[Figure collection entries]
········

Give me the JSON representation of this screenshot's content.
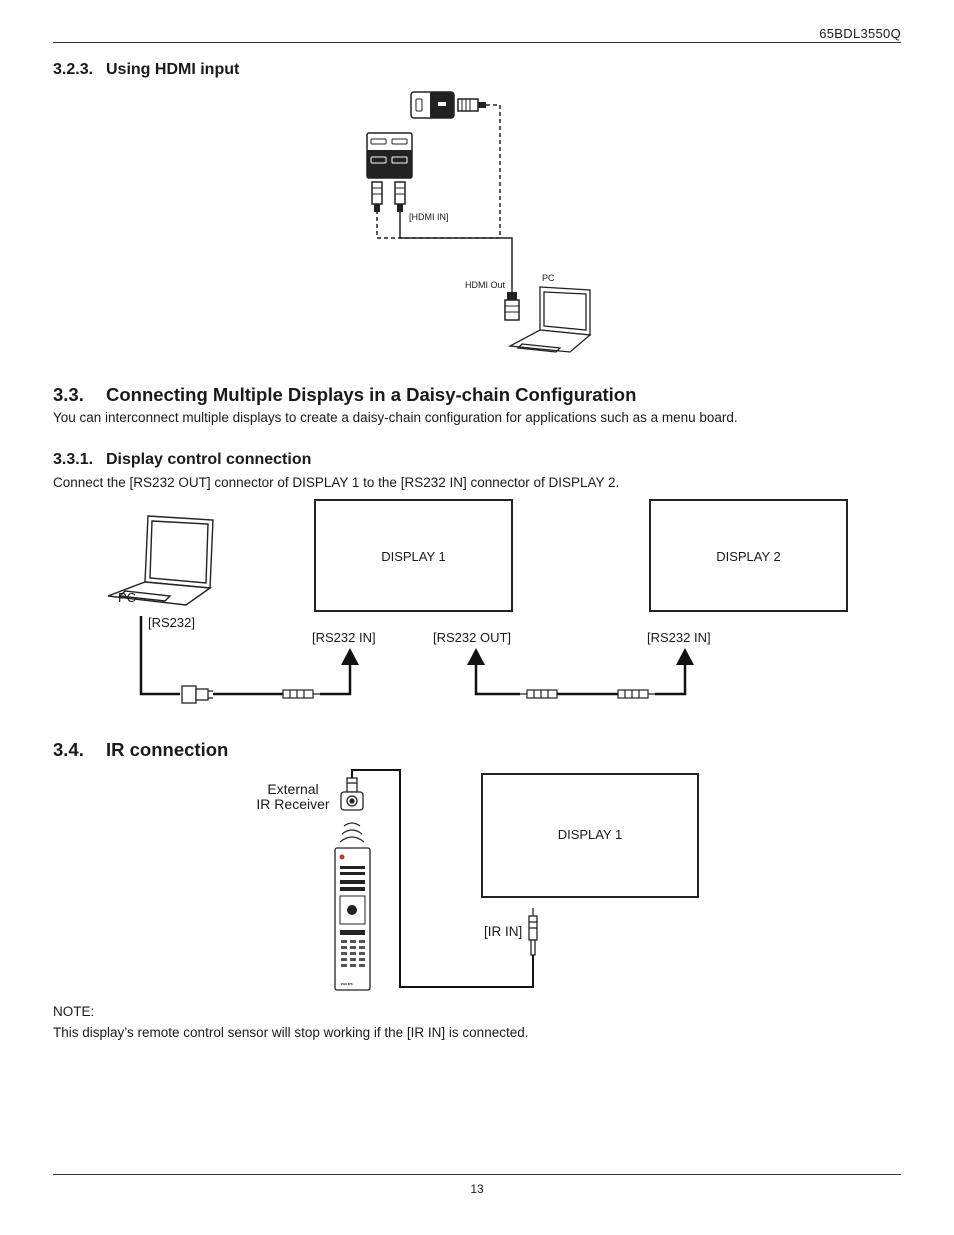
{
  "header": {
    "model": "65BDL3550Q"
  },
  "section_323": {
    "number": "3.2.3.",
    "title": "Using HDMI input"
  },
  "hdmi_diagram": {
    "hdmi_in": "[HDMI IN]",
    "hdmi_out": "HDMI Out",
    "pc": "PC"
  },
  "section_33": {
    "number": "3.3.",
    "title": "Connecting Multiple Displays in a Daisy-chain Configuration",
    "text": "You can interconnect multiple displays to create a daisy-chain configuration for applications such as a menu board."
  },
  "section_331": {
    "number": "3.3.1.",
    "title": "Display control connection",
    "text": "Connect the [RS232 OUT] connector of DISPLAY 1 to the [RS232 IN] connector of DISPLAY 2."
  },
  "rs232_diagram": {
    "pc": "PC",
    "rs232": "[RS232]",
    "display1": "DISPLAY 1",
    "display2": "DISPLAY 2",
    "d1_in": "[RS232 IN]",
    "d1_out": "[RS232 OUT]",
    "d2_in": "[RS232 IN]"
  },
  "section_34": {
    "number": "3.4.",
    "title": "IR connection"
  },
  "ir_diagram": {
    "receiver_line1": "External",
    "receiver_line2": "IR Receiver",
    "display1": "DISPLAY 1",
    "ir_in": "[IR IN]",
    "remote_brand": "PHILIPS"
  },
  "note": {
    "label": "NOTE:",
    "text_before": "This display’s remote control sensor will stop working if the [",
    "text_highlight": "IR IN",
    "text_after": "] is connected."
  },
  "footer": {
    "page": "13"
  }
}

········

Copy out every line of the data that includes the word "title".

### FINAL RESULT
    "title": "Using HDMI input"
    "title": "Connecting Multiple Displays in a Daisy-chain Configuration",
    "title": "Display control connection",
    "title": "IR connection"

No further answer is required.